---------- Input for this task

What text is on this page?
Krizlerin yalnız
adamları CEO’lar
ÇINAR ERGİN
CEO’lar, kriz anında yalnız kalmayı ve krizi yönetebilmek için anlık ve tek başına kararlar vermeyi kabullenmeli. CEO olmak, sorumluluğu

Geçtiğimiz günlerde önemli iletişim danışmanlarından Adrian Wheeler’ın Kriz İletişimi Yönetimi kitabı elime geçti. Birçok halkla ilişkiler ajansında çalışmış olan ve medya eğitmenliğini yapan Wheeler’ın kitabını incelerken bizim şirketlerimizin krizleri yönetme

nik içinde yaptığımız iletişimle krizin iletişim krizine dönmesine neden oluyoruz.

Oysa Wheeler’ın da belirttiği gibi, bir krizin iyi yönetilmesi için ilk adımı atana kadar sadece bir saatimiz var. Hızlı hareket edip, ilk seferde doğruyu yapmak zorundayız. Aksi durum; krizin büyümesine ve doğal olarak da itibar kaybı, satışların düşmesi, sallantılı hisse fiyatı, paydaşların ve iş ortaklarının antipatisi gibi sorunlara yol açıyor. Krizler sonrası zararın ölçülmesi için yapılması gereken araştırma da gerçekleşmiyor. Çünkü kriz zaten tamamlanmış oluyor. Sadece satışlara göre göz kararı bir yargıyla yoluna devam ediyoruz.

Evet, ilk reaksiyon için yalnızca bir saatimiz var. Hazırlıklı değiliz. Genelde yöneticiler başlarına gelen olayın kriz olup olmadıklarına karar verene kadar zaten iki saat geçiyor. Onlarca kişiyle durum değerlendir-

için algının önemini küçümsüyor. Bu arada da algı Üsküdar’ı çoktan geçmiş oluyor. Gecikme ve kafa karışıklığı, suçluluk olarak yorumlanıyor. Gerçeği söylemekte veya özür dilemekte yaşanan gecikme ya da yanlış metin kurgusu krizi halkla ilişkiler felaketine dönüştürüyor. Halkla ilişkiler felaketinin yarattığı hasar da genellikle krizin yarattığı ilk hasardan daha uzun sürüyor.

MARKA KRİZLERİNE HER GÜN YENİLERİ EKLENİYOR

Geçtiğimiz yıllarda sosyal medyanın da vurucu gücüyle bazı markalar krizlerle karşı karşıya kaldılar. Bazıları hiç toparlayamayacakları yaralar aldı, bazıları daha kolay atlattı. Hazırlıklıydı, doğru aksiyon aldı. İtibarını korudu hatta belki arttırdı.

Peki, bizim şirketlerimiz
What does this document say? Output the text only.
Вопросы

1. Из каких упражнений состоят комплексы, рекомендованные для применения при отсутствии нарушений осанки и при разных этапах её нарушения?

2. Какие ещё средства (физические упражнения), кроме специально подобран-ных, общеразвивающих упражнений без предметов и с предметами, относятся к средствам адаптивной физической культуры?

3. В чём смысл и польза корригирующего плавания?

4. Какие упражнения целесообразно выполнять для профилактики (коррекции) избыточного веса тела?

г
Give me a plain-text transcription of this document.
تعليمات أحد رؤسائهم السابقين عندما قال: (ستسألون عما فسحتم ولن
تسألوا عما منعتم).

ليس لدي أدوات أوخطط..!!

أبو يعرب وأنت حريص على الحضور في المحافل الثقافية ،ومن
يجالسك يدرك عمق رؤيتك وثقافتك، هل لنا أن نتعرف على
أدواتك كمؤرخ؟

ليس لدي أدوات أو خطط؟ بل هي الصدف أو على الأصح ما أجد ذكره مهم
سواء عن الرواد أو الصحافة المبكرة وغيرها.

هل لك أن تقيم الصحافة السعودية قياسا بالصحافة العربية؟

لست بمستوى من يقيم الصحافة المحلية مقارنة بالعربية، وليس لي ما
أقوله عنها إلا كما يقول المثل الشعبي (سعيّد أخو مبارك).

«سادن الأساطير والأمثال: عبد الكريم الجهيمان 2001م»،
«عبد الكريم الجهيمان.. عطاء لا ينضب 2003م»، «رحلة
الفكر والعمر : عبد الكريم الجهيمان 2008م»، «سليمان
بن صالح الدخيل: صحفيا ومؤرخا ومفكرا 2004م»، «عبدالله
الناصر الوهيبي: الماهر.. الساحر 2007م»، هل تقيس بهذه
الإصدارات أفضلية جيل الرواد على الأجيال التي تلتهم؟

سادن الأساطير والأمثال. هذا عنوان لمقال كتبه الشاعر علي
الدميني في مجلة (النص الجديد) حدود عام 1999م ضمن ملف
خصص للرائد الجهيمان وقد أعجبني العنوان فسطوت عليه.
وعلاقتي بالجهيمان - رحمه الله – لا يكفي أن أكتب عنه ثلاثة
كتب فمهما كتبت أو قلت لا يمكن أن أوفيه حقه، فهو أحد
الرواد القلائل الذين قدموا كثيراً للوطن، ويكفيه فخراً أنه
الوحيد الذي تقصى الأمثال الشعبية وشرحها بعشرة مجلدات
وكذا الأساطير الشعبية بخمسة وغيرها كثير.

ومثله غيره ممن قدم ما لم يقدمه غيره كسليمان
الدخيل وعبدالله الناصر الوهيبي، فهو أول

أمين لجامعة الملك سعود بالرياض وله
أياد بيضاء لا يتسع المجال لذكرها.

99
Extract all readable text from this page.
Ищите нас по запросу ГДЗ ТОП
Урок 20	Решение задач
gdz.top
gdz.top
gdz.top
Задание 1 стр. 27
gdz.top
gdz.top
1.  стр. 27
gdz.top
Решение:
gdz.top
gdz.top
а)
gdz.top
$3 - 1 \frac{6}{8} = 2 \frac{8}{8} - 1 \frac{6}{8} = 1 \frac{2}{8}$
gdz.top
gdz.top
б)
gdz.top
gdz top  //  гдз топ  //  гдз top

--------------------

### Written exercise
Report how many lines in these entries contain "упражнений". Answer with the number only.

### Solution to the problem
2